======== Dataset content ========

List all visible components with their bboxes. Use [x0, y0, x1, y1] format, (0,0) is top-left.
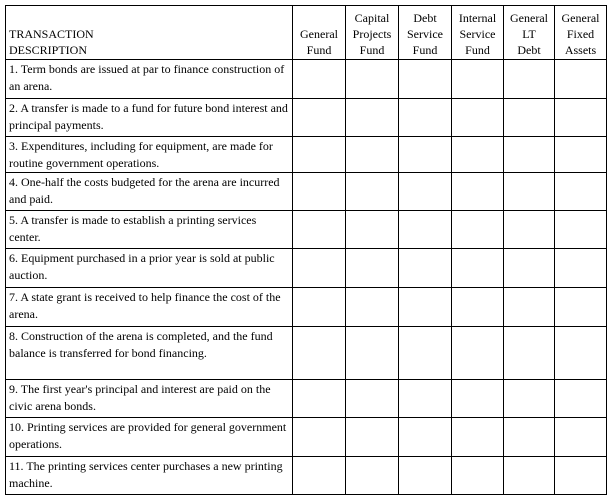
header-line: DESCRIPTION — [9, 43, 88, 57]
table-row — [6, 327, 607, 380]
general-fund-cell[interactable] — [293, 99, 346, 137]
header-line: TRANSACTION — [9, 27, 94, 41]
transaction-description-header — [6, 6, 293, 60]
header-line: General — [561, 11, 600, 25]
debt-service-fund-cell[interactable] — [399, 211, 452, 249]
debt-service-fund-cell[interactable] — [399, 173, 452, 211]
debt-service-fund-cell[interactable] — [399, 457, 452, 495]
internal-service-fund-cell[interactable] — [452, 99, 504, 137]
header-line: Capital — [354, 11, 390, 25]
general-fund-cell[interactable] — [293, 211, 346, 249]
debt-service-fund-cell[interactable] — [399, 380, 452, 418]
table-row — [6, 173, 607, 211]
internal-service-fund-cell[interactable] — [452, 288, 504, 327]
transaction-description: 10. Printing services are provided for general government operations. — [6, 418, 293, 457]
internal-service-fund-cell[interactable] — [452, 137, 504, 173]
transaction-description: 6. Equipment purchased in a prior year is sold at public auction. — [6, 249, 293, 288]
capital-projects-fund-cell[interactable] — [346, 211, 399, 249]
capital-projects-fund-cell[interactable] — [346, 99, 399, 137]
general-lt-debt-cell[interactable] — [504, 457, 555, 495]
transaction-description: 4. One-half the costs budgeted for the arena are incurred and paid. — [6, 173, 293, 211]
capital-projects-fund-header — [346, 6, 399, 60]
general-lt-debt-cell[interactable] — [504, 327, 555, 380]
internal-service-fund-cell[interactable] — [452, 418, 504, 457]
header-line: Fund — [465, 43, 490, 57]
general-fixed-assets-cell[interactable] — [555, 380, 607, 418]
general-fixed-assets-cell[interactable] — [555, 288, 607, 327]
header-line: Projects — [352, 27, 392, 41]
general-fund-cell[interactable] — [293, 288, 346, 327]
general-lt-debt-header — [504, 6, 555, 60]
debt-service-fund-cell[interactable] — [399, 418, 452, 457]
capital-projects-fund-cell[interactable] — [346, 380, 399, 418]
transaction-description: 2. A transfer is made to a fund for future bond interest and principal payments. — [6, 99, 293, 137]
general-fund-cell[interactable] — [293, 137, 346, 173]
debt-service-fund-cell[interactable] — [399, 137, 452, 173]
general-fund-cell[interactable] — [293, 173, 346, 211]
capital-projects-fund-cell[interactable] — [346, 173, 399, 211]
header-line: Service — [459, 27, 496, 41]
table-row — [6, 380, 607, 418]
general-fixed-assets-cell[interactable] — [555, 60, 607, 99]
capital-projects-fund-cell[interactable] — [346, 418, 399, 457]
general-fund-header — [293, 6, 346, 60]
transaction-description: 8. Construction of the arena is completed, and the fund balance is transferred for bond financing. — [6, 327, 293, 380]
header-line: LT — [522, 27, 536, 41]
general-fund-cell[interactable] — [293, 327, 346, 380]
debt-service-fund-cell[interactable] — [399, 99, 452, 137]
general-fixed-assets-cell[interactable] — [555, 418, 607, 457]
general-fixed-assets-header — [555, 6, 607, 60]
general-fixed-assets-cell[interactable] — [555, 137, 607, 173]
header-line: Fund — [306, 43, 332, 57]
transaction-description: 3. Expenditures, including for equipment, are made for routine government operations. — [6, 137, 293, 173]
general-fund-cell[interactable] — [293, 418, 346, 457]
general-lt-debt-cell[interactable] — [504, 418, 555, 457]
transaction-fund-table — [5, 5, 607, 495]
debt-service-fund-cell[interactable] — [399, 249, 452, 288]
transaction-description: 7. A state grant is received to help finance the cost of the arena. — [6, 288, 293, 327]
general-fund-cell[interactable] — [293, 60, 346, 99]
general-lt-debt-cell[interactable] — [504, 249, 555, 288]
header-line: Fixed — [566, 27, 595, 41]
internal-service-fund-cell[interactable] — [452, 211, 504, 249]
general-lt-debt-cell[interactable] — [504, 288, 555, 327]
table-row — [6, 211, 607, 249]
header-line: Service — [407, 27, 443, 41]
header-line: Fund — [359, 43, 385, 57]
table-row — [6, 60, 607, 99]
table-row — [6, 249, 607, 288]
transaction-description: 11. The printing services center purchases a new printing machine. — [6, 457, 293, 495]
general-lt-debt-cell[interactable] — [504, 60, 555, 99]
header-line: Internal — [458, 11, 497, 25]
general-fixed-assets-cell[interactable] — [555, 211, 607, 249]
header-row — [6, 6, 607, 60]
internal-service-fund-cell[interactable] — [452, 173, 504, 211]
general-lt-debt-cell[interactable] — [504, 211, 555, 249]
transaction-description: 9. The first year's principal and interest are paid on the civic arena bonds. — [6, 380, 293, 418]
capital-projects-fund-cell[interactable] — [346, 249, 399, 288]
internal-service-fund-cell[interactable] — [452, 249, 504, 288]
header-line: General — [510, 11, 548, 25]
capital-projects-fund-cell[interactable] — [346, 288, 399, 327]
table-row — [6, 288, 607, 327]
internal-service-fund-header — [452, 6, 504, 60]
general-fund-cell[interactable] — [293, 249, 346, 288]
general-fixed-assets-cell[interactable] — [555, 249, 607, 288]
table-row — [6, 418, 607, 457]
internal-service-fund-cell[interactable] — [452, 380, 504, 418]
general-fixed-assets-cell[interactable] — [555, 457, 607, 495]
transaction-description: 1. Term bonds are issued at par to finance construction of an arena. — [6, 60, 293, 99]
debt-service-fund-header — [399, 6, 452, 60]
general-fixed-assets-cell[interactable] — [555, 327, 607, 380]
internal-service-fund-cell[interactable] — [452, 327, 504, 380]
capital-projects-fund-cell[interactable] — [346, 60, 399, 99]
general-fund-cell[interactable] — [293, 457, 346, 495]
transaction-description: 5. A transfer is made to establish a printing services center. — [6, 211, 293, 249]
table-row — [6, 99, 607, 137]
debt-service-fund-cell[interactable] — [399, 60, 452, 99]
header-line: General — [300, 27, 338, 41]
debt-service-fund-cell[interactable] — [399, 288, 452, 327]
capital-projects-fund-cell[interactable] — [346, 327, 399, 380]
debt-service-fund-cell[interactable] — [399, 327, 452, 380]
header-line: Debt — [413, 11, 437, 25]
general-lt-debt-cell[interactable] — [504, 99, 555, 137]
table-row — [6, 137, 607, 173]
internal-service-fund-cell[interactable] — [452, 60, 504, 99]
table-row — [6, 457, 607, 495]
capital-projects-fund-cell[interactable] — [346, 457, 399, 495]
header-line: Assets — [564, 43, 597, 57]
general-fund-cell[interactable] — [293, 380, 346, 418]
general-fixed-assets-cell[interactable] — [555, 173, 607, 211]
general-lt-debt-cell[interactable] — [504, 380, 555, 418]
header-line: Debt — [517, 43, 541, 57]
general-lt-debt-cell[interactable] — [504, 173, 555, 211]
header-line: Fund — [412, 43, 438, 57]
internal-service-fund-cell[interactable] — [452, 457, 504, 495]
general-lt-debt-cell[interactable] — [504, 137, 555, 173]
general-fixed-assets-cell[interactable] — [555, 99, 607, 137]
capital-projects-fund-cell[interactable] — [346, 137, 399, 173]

========

**Task prompt:**
Please render the lines of the material from the line containing "header-line: DESCRIPTION — [9, 43, 88, 57]" through the line containing "internal-service-fund-cell[interactable] — [452, 288, 504, 327]", inclusive, as a JSON list of strings with one string per line and blank lines omitted.

**Output for this task:**
[
  "header-line: DESCRIPTION — [9, 43, 88, 57]",
  "table-row — [6, 327, 607, 380]",
  "general-fund-cell[interactable] — [293, 99, 346, 137]",
  "header-line: TRANSACTION — [9, 27, 94, 41]",
  "transaction-description-header — [6, 6, 293, 60]",
  "header-line: General — [561, 11, 600, 25]",
  "debt-service-fund-cell[interactable] — [399, 211, 452, 249]",
  "debt-service-fund-cell[interactable] — [399, 173, 452, 211]",
  "debt-service-fund-cell[interactable] — [399, 457, 452, 495]",
  "internal-service-fund-cell[interactable] — [452, 99, 504, 137]",
  "header-line: Capital — [354, 11, 390, 25]",
  "general-fund-cell[interactable] — [293, 211, 346, 249]",
  "debt-service-fund-cell[interactable] — [399, 380, 452, 418]",
  "table-row — [6, 173, 607, 211]",
  "internal-service-fund-cell[interactable] — [452, 288, 504, 327]"
]